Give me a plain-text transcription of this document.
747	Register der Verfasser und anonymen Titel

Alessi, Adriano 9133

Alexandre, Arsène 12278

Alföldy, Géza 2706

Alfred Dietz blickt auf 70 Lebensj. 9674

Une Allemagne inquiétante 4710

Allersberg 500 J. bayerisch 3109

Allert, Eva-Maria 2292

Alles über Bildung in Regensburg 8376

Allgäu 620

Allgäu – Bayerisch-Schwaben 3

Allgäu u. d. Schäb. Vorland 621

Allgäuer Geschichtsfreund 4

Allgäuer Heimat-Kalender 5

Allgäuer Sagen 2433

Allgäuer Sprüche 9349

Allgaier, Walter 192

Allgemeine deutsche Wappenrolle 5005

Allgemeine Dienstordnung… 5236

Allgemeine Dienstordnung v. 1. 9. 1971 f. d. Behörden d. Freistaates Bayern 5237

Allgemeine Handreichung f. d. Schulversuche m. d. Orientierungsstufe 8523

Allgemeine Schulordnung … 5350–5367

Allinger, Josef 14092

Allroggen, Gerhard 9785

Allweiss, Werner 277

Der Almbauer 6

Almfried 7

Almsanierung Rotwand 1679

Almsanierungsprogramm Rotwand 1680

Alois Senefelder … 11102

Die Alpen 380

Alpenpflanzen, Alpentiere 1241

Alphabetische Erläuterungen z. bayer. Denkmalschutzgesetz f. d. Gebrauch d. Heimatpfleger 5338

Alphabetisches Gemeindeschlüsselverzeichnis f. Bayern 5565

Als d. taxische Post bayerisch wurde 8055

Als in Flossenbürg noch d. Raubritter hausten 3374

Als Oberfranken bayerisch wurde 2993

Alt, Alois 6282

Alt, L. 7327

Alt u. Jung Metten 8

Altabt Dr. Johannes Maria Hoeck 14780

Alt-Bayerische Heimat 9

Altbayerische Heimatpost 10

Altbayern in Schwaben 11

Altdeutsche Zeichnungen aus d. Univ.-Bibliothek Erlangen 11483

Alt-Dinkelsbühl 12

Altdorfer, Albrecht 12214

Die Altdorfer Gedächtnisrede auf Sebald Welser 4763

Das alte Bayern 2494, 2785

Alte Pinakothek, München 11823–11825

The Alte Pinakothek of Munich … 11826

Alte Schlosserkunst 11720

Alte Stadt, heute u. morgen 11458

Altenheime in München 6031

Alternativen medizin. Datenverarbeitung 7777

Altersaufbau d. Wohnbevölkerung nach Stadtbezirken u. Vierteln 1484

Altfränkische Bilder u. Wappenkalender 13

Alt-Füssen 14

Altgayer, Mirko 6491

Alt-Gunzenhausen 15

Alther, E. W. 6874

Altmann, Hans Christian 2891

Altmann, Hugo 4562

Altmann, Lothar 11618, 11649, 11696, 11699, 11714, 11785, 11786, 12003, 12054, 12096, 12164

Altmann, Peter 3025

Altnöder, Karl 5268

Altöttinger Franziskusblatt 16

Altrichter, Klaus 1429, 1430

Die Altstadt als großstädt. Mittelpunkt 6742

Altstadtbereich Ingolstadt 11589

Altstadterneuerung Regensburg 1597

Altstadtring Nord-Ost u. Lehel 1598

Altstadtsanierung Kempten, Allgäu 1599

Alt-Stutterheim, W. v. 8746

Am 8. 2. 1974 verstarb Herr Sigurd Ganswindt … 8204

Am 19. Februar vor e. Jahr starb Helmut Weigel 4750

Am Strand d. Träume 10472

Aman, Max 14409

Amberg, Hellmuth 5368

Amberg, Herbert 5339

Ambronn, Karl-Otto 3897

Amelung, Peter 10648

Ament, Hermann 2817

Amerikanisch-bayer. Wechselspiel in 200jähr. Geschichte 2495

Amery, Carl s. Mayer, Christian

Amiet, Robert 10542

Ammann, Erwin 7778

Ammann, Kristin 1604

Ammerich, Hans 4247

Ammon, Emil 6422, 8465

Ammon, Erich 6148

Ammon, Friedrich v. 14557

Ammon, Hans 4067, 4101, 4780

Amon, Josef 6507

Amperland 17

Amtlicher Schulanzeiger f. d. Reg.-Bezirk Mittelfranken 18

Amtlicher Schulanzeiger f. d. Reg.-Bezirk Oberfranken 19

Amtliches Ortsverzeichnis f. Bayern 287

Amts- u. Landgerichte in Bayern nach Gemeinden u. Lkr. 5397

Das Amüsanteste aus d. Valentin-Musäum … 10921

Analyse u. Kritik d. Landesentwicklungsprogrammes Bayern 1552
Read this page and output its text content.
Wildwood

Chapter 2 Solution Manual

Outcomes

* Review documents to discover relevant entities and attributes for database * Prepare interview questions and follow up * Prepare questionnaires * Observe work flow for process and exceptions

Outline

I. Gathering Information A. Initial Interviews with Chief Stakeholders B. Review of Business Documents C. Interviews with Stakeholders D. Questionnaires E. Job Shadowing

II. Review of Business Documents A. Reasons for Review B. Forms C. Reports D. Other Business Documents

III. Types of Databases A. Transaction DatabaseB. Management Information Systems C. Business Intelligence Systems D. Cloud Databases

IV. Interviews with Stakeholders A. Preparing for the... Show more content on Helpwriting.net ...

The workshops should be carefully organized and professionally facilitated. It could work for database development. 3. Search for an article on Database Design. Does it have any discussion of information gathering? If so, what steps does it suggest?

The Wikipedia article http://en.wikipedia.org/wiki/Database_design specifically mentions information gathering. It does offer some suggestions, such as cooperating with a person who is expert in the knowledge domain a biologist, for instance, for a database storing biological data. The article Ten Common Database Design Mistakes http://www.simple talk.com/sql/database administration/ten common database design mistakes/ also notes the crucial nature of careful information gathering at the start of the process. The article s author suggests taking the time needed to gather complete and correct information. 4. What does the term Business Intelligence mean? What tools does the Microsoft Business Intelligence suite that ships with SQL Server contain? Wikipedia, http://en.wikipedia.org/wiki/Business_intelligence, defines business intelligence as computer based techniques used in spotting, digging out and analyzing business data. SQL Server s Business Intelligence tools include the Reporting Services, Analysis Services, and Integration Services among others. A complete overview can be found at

+ + +

Using the listing above, reproduce each line without omission.

## [Response to the exercise]
Give me a plain-text transcription of this document.
747	Register der Verfasser und anonymen Titel

Alessi, Adriano 9133

Alexandre, Arsène 12278

Alföldy, Géza 2706

Alfred Dietz blickt auf 70 Lebensj. 9674

Une Allemagne inquiétante 4710

Allersberg 500 J. bayerisch 3109

Allert, Eva-Maria 2292

Alles über Bildung in Regensburg 8376

Allgäu 620

Allgäu – Bayerisch-Schwaben 3

Allgäu u. d. Schäb. Vorland 621

Allgäuer Geschichtsfreund 4

Allgäuer Heimat-Kalender 5

Allgäuer Sagen 2433

Allgäuer Sprüche 9349

Allgaier, Walter 192

Allgemeine deutsche Wappenrolle 5005

Allgemeine Dienstordnung… 5236

Allgemeine Dienstordnung v. 1. 9. 1971 f. d. Behörden d. Freistaates Bayern 5237

Allgemeine Handreichung f. d. Schulversuche m. d. Orientierungsstufe 8523

Allgemeine Schulordnung … 5350–5367

Allinger, Josef 14092

Allroggen, Gerhard 9785

Allweiss, Werner 277

Der Almbauer 6

Almfried 7

Almsanierung Rotwand 1679

Almsanierungsprogramm Rotwand 1680

Alois Senefelder … 11102

Die Alpen 380

Alpenpflanzen, Alpentiere 1241

Alphabetische Erläuterungen z. bayer. Denkmalschutzgesetz f. d. Gebrauch d. Heimatpfleger 5338

Alphabetisches Gemeindeschlüsselverzeichnis f. Bayern 5565

Als d. taxische Post bayerisch wurde 8055

Als in Flossenbürg noch d. Raubritter hausten 3374

Als Oberfranken bayerisch wurde 2993

Alt, Alois 6282

Alt, L. 7327

Alt u. Jung Metten 8

Altabt Dr. Johannes Maria Hoeck 14780

Alt-Bayerische Heimat 9

Altbayerische Heimatpost 10

Altbayern in Schwaben 11

Altdeutsche Zeichnungen aus d. Univ.-Bibliothek Erlangen 11483

Alt-Dinkelsbühl 12

Altdorfer, Albrecht 12214

Die Altdorfer Gedächtnisrede auf Sebald Welser 4763

Das alte Bayern 2494, 2785

Alte Pinakothek, München 11823–11825

The Alte Pinakothek of Munich … 11826

Alte Schlosserkunst 11720

Alte Stadt, heute u. morgen 11458

Altenheime in München 6031

Alternativen medizin. Datenverarbeitung 7777

Altersaufbau d. Wohnbevölkerung nach Stadtbezirken u. Vierteln 1484

Altfränkische Bilder u. Wappenkalender 13

Alt-Füssen 14

Altgayer, Mirko 6491

Alt-Gunzenhausen 15

Alther, E. W. 6874

Altmann, Hans Christian 2891

Altmann, Hugo 4562

Altmann, Lothar 11618, 11649, 11696, 11699, 11714, 11785, 11786, 12003, 12054, 12096, 12164

Altmann, Peter 3025

Altnöder, Karl 5268

Altöttinger Franziskusblatt 16

Altrichter, Klaus 1429, 1430

Die Altstadt als großstädt. Mittelpunkt 6742

Altstadtbereich Ingolstadt 11589

Altstadterneuerung Regensburg 1597

Altstadtring Nord-Ost u. Lehel 1598

Altstadtsanierung Kempten, Allgäu 1599

Alt-Stutterheim, W. v. 8746

Am 8. 2. 1974 verstarb Herr Sigurd Ganswindt … 8204

Am 19. Februar vor e. Jahr starb Helmut Weigel 4750

Am Strand d. Träume 10472

Aman, Max 14409

Amberg, Hellmuth 5368

Amberg, Herbert 5339

Ambronn, Karl-Otto 3897

Amelung, Peter 10648

Ament, Hermann 2817

Amerikanisch-bayer. Wechselspiel in 200jähr. Geschichte 2495

Amery, Carl s. Mayer, Christian

Amiet, Robert 10542

Ammann, Erwin 7778

Ammann, Kristin 1604

Ammerich, Hans 4247

Ammon, Emil 6422, 8465

Ammon, Erich 6148

Ammon, Friedrich v. 14557

Ammon, Hans 4067, 4101, 4780

Amon, Josef 6507

Amperland 17

Amtlicher Schulanzeiger f. d. Reg.-Bezirk Mittelfranken 18

Amtlicher Schulanzeiger f. d. Reg.-Bezirk Oberfranken 19

Amtliches Ortsverzeichnis f. Bayern 287

Amts- u. Landgerichte in Bayern nach Gemeinden u. Lkr. 5397

Das Amüsanteste aus d. Valentin-Musäum … 10921

Analyse u. Kritik d. Landesentwicklungsprogrammes Bayern 1552
Read this page and output its text content.
Wildwood

Chapter 2 Solution Manual

Outcomes

* Review documents to discover relevant entities and attributes for database * Prepare interview questions and follow up * Prepare questionnaires * Observe work flow for process and exceptions

Outline

I. Gathering Information A. Initial Interviews with Chief Stakeholders B. Review of Business Documents C. Interviews with Stakeholders D. Questionnaires E. Job Shadowing

II. Review of Business Documents A. Reasons for Review B. Forms C. Reports D. Other Business Documents

III. Types of Databases A. Transaction DatabaseB. Management Information Systems C. Business Intelligence Systems D. Cloud Databases

IV. Interviews with Stakeholders A. Preparing for the... Show more content on Helpwriting.net ...

The workshops should be carefully organized and professionally facilitated. It could work for database development. 3. Search for an article on Database Design. Does it have any discussion of information gathering? If so, what steps does it suggest?

The Wikipedia article http://en.wikipedia.org/wiki/Database_design specifically mentions information gathering. It does offer some suggestions, such as cooperating with a person who is expert in the knowledge domain a biologist, for instance, for a database storing biological data. The article Ten Common Database Design Mistakes http://www.simple talk.com/sql/database administration/ten common database design mistakes/ also notes the crucial nature of careful information gathering at the start of the process. The article s author suggests taking the time needed to gather complete and correct information. 4. What does the term Business Intelligence mean? What tools does the Microsoft Business Intelligence suite that ships with SQL Server contain? Wikipedia, http://en.wikipedia.org/wiki/Business_intelligence, defines business intelligence as computer based techniques used in spotting, digging out and analyzing business data. SQL Server s Business Intelligence tools include the Reporting Services, Analysis Services, and Integration Services among others. A complete overview can be found at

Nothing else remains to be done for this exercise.